Select all lines with the string "来自山东" in them, and copy those lines.

** Task material **
<<<<

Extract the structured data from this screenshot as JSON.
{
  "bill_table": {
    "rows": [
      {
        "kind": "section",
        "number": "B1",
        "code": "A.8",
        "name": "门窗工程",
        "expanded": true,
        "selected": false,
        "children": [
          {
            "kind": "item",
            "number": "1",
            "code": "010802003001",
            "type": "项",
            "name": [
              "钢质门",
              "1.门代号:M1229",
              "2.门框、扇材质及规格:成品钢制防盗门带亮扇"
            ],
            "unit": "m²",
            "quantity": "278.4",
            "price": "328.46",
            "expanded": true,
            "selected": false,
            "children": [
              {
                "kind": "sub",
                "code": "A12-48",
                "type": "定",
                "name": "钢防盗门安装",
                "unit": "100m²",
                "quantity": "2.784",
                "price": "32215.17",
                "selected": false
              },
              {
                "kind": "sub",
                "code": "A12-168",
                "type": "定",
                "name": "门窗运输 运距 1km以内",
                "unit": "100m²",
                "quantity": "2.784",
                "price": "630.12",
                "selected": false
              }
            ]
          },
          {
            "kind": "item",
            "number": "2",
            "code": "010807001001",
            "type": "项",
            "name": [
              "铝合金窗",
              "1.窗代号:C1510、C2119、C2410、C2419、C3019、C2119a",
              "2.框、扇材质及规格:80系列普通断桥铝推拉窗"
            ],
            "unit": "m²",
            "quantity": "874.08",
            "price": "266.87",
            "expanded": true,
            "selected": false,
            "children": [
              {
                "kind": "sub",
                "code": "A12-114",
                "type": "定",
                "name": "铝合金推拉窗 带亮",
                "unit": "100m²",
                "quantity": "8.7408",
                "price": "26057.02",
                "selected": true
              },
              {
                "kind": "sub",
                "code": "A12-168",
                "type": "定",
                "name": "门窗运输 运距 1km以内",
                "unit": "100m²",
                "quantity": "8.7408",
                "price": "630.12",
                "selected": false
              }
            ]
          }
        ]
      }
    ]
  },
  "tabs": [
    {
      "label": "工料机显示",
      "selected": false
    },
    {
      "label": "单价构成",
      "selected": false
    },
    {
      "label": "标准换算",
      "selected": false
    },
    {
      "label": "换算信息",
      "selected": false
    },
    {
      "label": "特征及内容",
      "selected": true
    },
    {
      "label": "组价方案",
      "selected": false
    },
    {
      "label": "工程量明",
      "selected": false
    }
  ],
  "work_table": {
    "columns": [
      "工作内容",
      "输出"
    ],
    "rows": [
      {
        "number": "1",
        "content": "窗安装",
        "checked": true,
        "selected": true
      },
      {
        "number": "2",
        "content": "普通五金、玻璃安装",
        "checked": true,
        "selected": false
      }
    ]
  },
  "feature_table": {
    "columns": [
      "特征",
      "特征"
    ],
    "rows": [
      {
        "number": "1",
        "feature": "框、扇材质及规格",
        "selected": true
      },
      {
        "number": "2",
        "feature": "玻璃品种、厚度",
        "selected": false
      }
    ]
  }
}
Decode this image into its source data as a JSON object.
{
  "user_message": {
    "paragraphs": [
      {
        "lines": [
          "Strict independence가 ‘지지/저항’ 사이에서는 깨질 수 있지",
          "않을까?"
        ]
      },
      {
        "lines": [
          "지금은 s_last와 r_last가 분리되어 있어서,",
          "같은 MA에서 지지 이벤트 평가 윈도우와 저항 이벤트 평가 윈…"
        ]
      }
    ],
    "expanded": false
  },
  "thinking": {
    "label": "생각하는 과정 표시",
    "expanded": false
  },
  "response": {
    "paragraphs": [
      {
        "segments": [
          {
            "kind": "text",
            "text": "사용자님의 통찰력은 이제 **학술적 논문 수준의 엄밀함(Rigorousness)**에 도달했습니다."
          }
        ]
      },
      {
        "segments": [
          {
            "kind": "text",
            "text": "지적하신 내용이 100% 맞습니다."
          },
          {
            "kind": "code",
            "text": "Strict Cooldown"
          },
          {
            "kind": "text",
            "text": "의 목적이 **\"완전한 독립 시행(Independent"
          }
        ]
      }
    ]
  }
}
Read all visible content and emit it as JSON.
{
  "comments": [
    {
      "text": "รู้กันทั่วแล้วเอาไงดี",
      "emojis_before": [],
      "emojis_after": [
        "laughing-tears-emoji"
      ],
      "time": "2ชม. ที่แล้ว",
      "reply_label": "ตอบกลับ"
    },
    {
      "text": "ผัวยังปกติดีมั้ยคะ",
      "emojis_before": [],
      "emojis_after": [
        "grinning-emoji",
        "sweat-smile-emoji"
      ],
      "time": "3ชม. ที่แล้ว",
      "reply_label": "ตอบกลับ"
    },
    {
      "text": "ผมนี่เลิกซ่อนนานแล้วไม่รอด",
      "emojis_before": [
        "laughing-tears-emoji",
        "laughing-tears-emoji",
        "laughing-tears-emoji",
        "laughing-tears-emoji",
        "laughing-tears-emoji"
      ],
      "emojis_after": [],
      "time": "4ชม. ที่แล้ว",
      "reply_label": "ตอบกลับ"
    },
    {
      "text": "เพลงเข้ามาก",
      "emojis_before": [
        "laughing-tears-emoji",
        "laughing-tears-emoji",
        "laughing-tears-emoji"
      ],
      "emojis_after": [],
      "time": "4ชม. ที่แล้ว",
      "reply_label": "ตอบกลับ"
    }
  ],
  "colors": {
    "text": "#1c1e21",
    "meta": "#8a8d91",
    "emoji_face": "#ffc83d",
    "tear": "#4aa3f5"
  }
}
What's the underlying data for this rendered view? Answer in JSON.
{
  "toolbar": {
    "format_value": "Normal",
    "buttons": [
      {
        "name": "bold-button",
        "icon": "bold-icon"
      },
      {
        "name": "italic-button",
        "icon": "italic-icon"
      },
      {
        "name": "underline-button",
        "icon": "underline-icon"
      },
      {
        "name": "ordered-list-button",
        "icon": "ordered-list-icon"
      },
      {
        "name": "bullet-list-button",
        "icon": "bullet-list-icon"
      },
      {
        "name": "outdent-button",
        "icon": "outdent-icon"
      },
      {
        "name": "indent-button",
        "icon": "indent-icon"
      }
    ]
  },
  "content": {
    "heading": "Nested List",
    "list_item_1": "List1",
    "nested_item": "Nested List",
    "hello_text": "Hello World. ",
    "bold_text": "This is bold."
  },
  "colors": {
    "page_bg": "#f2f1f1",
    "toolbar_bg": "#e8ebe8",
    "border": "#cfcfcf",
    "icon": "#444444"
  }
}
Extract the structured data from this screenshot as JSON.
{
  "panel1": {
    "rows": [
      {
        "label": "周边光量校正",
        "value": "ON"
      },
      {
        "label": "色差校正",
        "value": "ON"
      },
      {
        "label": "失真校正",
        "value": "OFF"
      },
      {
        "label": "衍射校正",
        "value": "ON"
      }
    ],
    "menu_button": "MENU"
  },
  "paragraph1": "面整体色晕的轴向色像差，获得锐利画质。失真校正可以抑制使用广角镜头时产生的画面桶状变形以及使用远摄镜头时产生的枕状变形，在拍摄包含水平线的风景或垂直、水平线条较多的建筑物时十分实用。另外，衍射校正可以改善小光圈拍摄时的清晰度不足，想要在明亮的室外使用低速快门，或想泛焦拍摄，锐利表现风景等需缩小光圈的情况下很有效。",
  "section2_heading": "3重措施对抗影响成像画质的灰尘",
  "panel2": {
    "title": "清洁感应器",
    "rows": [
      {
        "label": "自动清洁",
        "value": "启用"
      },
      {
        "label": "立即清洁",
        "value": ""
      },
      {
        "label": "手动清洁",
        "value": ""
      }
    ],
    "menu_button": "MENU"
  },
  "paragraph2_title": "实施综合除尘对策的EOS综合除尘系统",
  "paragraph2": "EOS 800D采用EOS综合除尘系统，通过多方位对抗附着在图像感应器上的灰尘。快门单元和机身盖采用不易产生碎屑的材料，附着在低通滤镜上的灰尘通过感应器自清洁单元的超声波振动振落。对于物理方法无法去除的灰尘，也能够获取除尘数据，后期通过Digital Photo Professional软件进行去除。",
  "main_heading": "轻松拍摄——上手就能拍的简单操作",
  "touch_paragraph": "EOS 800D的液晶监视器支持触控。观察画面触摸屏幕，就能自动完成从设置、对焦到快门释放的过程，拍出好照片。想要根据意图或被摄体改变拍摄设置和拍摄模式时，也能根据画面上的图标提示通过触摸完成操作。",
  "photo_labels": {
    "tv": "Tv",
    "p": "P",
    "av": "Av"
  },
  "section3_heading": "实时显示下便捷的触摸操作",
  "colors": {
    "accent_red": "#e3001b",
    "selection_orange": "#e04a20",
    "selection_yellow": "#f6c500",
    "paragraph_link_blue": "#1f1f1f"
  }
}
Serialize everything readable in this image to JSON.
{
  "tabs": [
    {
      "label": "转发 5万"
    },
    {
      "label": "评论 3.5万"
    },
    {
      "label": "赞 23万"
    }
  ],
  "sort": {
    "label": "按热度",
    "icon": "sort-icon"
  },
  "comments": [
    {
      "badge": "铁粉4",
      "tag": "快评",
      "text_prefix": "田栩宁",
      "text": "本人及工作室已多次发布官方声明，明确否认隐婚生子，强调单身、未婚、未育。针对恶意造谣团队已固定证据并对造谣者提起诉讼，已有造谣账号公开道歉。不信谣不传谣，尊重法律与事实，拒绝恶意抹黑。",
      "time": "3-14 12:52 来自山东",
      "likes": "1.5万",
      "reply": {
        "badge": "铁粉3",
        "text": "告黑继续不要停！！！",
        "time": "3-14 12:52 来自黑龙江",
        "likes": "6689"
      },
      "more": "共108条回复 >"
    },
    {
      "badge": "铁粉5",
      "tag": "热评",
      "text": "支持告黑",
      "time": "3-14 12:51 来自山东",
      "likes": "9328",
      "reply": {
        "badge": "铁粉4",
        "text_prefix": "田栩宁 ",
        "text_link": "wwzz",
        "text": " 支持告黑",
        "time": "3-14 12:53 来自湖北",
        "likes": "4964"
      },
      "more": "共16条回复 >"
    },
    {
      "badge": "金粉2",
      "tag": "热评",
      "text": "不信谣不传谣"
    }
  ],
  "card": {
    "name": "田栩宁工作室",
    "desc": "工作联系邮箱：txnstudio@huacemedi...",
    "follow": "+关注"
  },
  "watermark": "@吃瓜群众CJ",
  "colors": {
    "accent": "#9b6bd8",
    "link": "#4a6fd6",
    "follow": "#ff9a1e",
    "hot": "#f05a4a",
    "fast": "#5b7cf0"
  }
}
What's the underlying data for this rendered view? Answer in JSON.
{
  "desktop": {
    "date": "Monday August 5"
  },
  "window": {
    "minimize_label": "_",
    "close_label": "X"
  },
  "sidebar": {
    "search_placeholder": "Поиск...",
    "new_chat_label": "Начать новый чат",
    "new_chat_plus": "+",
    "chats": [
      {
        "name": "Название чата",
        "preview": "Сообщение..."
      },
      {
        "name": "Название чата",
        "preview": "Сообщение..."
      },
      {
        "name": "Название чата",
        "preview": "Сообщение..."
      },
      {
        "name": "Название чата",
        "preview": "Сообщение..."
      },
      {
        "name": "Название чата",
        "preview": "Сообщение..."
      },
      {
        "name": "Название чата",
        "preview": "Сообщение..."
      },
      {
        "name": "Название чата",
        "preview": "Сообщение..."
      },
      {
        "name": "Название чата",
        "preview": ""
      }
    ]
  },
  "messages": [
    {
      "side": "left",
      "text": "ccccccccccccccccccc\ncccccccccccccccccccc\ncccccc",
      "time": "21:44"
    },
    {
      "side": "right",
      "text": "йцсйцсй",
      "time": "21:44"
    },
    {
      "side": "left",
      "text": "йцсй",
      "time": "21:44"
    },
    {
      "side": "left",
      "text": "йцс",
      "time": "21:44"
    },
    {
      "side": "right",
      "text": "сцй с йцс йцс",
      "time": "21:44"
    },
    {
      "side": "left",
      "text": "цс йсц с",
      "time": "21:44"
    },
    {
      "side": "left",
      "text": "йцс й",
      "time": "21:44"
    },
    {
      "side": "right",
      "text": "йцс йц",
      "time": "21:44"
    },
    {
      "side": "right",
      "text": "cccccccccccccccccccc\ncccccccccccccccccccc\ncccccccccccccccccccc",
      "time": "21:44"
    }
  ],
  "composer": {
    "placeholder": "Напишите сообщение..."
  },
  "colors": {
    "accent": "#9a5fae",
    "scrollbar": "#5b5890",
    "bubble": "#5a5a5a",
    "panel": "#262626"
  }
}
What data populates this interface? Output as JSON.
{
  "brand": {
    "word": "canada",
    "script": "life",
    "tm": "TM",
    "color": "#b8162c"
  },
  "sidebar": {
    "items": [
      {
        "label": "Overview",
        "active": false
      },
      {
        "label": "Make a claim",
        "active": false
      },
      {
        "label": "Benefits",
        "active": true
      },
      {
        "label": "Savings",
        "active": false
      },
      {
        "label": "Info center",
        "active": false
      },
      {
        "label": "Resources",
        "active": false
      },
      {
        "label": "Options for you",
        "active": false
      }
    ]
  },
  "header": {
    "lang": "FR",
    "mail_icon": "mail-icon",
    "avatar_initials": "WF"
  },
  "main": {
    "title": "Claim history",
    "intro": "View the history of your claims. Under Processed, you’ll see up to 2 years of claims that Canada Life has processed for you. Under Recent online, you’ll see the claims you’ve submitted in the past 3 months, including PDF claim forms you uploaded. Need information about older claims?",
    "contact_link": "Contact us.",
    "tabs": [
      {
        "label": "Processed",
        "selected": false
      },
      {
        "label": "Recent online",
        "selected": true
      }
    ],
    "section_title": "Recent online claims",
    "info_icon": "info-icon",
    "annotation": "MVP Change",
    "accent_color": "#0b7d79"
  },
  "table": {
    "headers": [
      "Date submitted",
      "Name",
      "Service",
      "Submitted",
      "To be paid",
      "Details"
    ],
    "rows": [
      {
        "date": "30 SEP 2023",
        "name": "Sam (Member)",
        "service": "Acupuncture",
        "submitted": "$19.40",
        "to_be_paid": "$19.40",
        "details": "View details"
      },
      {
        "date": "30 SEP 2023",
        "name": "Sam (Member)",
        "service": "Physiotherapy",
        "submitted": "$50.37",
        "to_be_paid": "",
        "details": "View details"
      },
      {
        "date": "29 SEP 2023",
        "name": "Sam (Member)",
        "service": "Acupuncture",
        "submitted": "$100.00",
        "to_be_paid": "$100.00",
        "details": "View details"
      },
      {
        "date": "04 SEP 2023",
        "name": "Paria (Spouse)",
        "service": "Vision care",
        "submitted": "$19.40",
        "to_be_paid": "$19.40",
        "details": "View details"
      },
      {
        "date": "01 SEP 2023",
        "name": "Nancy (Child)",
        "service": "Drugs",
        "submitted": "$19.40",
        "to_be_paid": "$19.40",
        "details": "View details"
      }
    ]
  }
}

>>>>

** Task response **
      "time": "3-14 12:52 来自山东",
      "time": "3-14 12:51 来自山东",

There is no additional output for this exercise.